L'Arabie saoudite possède des atouts nombreux et uniques pour les musulmans sunnites. Il y a d'abord les 100.000 tentes vides situées à Mina, dans la banlieue Est de La Mecque. Construites en fibre de verre, ces tentes de première qualité, ininflammables, dotées de l'air conditionné, sont en outre équipées de toilettes et d'une cuisine et peuvent héberger environ 3 millions de personnes. Cette infrastructure unique ne sert que cinq jours par an pour l'accueil des pèlerins du hajj.
Comparée aux États du nord de l'Europe, l'Arabie saoudite dispose de nombreux avantages :
- Géographie : beaucoup plus proche.
- Climat : chaud.
- Langue : arabe.
- Économie : une demande insatiable en main-d'œuvre.
- Système légal : tout à fait familier.
- Religion : l'islam, encore l'islam et rien que l'islam.
Sur le plan culturel, de nombreux sunnites trouvent le régime restrictif saoudien plus convenable que l'espace occidental sécularisé. En Arabie saoudite, les musulmans exultent dans cette société qui permet la polygamie, les mariages d'enfants, la violence contre l'épouse, la mutilation génitale féminine, l'esclavage et les décapitations et qui ne punit que légèrement les crimes d'honneurs.
Les Saoudiens permettent également aux musulmans d'éluder sans aucune difficulté les interdits (haram) comme les chiens de compagnie, le porc et l'alcool, le prêt à intérêt, les loteries et le casino, la Saint-Valentin, les tenues plus légères pour les femmes, les rendez-vous galants, les clubs privés, les bars et mariages gays, la sous-culture de la drogue et l'expression publique d'opinions anti-islamiques.
En Arabie Saoudite, aucun risque de se retrouver au milieu d'une gay pride comme celle-ci. |
Les pays du Golfe Persique ont été critiqués pour n'avoir accueilli pratiquement aucun réfugié syrien. Pourtant, les autorités saoudiennes prétendent avoir pris en charge 2 millions et demi de Syriens. Comment expliquer ces divergences ?

[CONSIGNES]
1 > Réécrivez sous forme de liste le paragraphe de l'extrait sur l'Arabie saoudite qui commence par « L'Arabie saoudite possède des atouts », en conservant ses faits principaux.
2 > Dressez la liste de tous les domaines dans lesquels l'extrait sur l'Arabie saoudite présente ce pays comme avantagé par rapport aux États du nord de l'Europe.
3 > Rédigez la suite de l'extrait sur l'Arabie saoudite à partir de sa dernière phrase.

[MATÉRIEL FOURNI]
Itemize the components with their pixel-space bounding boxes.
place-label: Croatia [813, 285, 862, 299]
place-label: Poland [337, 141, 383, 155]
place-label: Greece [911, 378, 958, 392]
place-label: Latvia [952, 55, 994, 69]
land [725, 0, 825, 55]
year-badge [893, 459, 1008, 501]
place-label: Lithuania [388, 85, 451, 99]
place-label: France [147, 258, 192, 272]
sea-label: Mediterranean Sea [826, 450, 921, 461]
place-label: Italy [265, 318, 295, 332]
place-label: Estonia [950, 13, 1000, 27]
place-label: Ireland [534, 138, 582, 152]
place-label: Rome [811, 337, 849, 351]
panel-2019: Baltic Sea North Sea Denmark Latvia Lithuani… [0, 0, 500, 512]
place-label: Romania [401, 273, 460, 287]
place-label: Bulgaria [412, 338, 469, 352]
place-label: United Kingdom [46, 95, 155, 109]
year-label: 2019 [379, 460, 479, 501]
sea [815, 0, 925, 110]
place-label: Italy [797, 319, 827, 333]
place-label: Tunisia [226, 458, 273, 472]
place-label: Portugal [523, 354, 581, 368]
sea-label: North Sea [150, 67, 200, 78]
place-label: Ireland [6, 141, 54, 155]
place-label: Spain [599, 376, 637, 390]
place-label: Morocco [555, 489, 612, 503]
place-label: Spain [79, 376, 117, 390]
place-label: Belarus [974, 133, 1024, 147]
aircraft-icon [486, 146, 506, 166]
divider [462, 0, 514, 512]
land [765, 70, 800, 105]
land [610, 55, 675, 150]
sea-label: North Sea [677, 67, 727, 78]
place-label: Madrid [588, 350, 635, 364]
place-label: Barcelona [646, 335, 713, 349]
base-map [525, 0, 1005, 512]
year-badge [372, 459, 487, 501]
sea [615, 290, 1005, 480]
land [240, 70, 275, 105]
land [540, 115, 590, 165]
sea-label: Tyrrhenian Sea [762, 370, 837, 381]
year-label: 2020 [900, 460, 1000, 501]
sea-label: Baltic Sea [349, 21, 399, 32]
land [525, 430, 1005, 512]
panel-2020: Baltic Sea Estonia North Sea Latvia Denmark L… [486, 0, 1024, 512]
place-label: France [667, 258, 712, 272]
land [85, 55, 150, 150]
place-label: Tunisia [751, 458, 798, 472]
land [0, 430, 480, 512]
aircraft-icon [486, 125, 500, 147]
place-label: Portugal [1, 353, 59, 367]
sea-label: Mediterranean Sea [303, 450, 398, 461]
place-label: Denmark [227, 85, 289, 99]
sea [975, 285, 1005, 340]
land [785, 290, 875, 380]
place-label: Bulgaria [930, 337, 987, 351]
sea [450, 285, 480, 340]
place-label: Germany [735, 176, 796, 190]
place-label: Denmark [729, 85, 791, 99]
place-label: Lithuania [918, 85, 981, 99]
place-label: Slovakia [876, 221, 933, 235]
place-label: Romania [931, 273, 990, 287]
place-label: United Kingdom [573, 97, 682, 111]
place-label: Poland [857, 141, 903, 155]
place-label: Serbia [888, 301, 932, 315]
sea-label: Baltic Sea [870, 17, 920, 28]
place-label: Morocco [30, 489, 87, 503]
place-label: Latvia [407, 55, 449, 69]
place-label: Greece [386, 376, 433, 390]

[RÉPONSES PAR TÂCHE]
1 >
- L'Arabie saoudite possède des atouts nombreux et uniques pour les musulmans sunnites.
- 100.000 tentes vides se trouvent à Mina, dans la banlieue Est de La Mecque.
- Elles sont en fibre de verre, ininflammables, climatisées, et équipées de toilettes et d'une cuisine.
- Elles peuvent héberger environ 3 millions de personnes.
- Elles ne servent que cinq jours par an, pour accueillir les pèlerins du hajj.

2 >
- Géographie
- Climat
- Langue
- Économie
- Système légal
- Religion

3 >
D'une part, les Saoudiens mentent. D'autre part, le Conseil de Coopération du Golfe (CCG) et d'autres États arabophones comme l'Irak, la Jordanie, le Liban et la Syrie n'ont jamais signé la convention de 1951 relative au statut des réfugiés en raison de leur opposition à l'objectif poursuivi par la convention pour la réinstallation tel qu'appliqué aux Palestiniens. En conséquence, ils évitent l'emploi du terme « réfugié » avec le caractère permanent que ce mot implique, et préfèrent utiliser le terme « hôtes » dont le séjour est perçu comme temporaire dans l'attente d'un retour au pays.
Combien de Syriens ont pu entrer en Arabie saoudite ? Une étude réalisée par Lori Plotkin Boghardt du Washington Institute for Near East Policy, estime leur nombre à « un peu plus d'une centaine de milliers », disons 150.000. Ceci ne représente qu'une petite partie des plus de quatre millions répartis entre la Turquie, le Liban et la Jordanie – et équivaut à seulement 5 % des migrants que les magnifiques tentes de Mina pourraient à elles seules héberger.
Les efforts fournis par les États arabes prospères pour accueillir les musulmans sunnites en détresse, sont dérisoires et dénotent une attitude égoïste et hypocrite qui ne peut être récompensée. Il est grand temps que les gouvernements et les organisations pour réfugiés arrêtent de se focaliser sur l'Europe et se tournent plutôt vers ces pays arabes capables d'accueillir, de loger et de fournir un emploi, avec une relative facilité, à leurs frères démunis.